Tâche à réaliser –
Dans le texte fourni, relevez tous les milieux où, selon l'auteur de la recension, l'ouvrage de M. de Blancmesnil trouvera de nombreux lecteurs.

Nous recommandons l'ouvrage de M. de Blancmesnil aux savants comme aux hommes du monde. Ils y trouveront une foule de renseignements curieux; ils liront avec intérêt sa discussion solide et approfondie sur la collection Courtois, et reconnaîtront qu'il a fait tout ce qu'il était possible de faire pour arriver à la vérité sur la question de savoir si cette fameuse collection est authentique ou si elle est, soit en tout, soit en partie, l'oeuvre d'un audacieux faussaire. Il traite incidemment bon nombre de points, qui pris à part et isolés de la question principale, offrent par eux-mêmes un véritable intérêt. Il suffit, pour s'en convaincre, d'avoir sous les yeux la table des matières, où le titre de beaucoup d'articles inspire tout d'abord le désir de prendre connaissance de ce qu'ils renferment. Nous n'en dirons pas plus long sur ce livre, auquel nous croyons pouvoir promettre de nombreux lecteurs dans les maisons inscrites aux salles des Croisades, dans celles qui leur tiennent par alliance, et parmi les personnes qui ont des relations plus ou moins intimes, ne fût ce que des relations de salon avec les anciennes familles. Plusieurs sans doute ne liront pas d'un bout à l'autre un travail d'aussi longue haleine, et dont quelques parties, à vrai dire, s'adressent surtout aux érudits, mais ils trouveront un peu partout des notions et des renseignements historiques et généalogiques faits pour exciter l'intérêt et tout au moins pour piquer la curiosité.
Quant à l'exécution matérielle de ce volume, dire que M. le comte de Delley de Blancmesnil s'est adressé à M. H. Plon, qui a imprimé cet ouvrage, enrichi de nombreux tableaux, avec un luxe sévère, c'est dire qu'il s'agit d'un chef-d'oeuvre de typographie.

Entrées fournies –
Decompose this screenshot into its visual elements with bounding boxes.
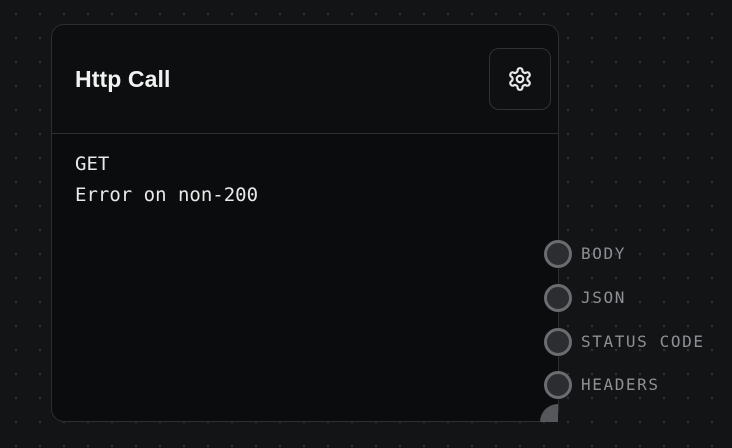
- error-mode-text: Error on non-200: [75, 184, 259, 206]
- http-method-text: GET: [75, 153, 110, 175]
- port-body-label: BODY: [581, 244, 626, 263]
- node-header: Http Call: [52, 25, 558, 134]
- node-title: Http Call: [75, 66, 171, 92]
- port-headers-label: HEADERS: [581, 375, 660, 394]
- port-headers-handle[interactable]: [544, 371, 572, 399]
- port-body-handle[interactable]: [544, 240, 572, 268]
- port-status-code: STATUS CODE: [544, 326, 732, 358]
- port-json-label: JSON: [581, 288, 626, 307]
- http-call-node[interactable]: Http Call GET Error on non-200: [51, 24, 559, 422]
- port-status-code-label: STATUS CODE: [581, 332, 705, 351]
- port-json: JSON: [544, 282, 732, 314]
- port-body: BODY: [544, 238, 732, 270]
- resize-handle[interactable]: [540, 404, 558, 422]
- node-body: GET Error on non-200: [75, 149, 538, 211]
- flow-canvas[interactable]: Http Call GET Error on non-200 BODY JSON…: [0, 0, 732, 448]
- port-json-handle[interactable]: [544, 284, 572, 312]
- gear-icon: [509, 67, 531, 91]
- port-status-code-handle[interactable]: [544, 328, 572, 356]
- settings-button[interactable]: [489, 48, 551, 110]
- port-headers: HEADERS: [544, 369, 732, 401]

Réponse –
- les maisons inscrites aux salles des Croisades
- celles qui leur tiennent par alliance
- les personnes qui ont des relations plus ou moins intimes, ne fût-ce que des relations de salon, avec les anciennes familles